### Data records
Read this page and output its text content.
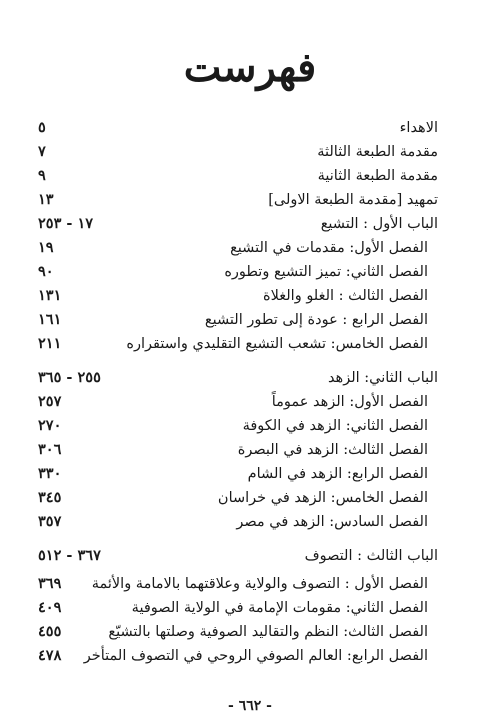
فهرست
الاهداء
٥
مقدمة الطبعة الثالثة
٧
مقدمة الطبعة الثانية
٩
تمهيد [مقدمة الطبعة الاولى]
١٣
الباب الأول : التشيع
١٧ - ٢٥٣
الفصل الأول: مقدمات في التشيع
١٩
الفصل الثاني: تميز التشيع وتطوره
٩٠
الفصل الثالث : الغلو والغلاة
١٣١
الفصل الرابع : عودة إلى تطور التشيع
١٦١
الفصل الخامس: تشعب التشيع التقليدي واستقراره
٢١١
الباب الثاني: الزهد
٢٥٥ - ٣٦٥
الفصل الأول: الزهد عموماً
٢٥٧
الفصل الثاني: الزهد في الكوفة
٢٧٠
الفصل الثالث: الزهد في البصرة
٣٠٦
الفصل الرابع: الزهد في الشام
٣٣٠
الفصل الخامس: الزهد في خراسان
٣٤٥
الفصل السادس: الزهد في مصر
٣٥٧
الباب الثالث : التصوف
٣٦٧ - ٥١٢
الفصل الأول : التصوف والولاية وعلاقتهما بالامامة والأئمة
٣٦٩
الفصل الثاني: مقومات الإمامة في الولاية الصوفية
٤٠٩
الفصل الثالث: النظم والتقاليد الصوفية وصلتها بالتشيّع
٤٥٥
الفصل الرابع: العالم الصوفي الروحي في التصوف المتأخر
٤٧٨
- ٦٦٢ -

### Written task
Go through the data above and transcribe it in full, omitting any image.

### Response
Read this page and output its text content.
فهرست
الاهداء
٥
مقدمة الطبعة الثالثة
٧
مقدمة الطبعة الثانية
٩
تمهيد [مقدمة الطبعة الاولى]
١٣
الباب الأول : التشيع
١٧ - ٢٥٣
الفصل الأول: مقدمات في التشيع
١٩
الفصل الثاني: تميز التشيع وتطوره
٩٠
الفصل الثالث : الغلو والغلاة
١٣١
الفصل الرابع : عودة إلى تطور التشيع
١٦١
الفصل الخامس: تشعب التشيع التقليدي واستقراره
٢١١
الباب الثاني: الزهد
٢٥٥ - ٣٦٥
الفصل الأول: الزهد عموماً
٢٥٧
الفصل الثاني: الزهد في الكوفة
٢٧٠
الفصل الثالث: الزهد في البصرة
٣٠٦
الفصل الرابع: الزهد في الشام
٣٣٠
الفصل الخامس: الزهد في خراسان
٣٤٥
الفصل السادس: الزهد في مصر
٣٥٧
الباب الثالث : التصوف
٣٦٧ - ٥١٢
الفصل الأول : التصوف والولاية وعلاقتهما بالامامة والأئمة
٣٦٩
الفصل الثاني: مقومات الإمامة في الولاية الصوفية
٤٠٩
الفصل الثالث: النظم والتقاليد الصوفية وصلتها بالتشيّع
٤٥٥
الفصل الرابع: العالم الصوفي الروحي في التصوف المتأخر
٤٧٨
- ٦٦٢ -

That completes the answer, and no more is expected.